### Work to complete
Transcribe the entries below exactly.

### Provided records
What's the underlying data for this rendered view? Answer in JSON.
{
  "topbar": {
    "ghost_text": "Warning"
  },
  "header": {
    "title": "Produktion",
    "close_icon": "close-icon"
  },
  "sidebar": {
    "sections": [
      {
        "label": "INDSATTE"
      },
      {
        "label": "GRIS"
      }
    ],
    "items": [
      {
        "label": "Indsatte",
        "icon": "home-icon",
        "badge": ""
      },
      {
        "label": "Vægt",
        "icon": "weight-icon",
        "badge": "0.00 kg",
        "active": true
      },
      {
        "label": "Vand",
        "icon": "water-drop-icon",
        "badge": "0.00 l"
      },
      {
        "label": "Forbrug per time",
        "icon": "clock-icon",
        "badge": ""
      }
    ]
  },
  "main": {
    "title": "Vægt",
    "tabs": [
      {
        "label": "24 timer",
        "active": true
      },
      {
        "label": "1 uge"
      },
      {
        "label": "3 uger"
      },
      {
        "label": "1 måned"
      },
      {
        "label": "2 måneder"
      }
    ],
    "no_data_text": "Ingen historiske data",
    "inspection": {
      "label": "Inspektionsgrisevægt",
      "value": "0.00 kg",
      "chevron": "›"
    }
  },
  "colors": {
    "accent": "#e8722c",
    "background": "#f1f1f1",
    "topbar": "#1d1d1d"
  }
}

### Full solution
What's the underlying data for this rendered view? Answer in JSON.
{
  "topbar": {
    "ghost_text": "Warning"
  },
  "header": {
    "title": "Produktion",
    "close_icon": "close-icon"
  },
  "sidebar": {
    "sections": [
      {
        "label": "INDSATTE"
      },
      {
        "label": "GRIS"
      }
    ],
    "items": [
      {
        "label": "Indsatte",
        "icon": "home-icon",
        "badge": ""
      },
      {
        "label": "Vægt",
        "icon": "weight-icon",
        "badge": "0.00 kg",
        "active": true
      },
      {
        "label": "Vand",
        "icon": "water-drop-icon",
        "badge": "0.00 l"
      },
      {
        "label": "Forbrug per time",
        "icon": "clock-icon",
        "badge": ""
      }
    ]
  },
  "main": {
    "title": "Vægt",
    "tabs": [
      {
        "label": "24 timer",
        "active": true
      },
      {
        "label": "1 uge"
      },
      {
        "label": "3 uger"
      },
      {
        "label": "1 måned"
      },
      {
        "label": "2 måneder"
      }
    ],
    "no_data_text": "Ingen historiske data",
    "inspection": {
      "label": "Inspektionsgrisevægt",
      "value": "0.00 kg",
      "chevron": "›"
    }
  },
  "colors": {
    "accent": "#e8722c",
    "background": "#f1f1f1",
    "topbar": "#1d1d1d"
  }
}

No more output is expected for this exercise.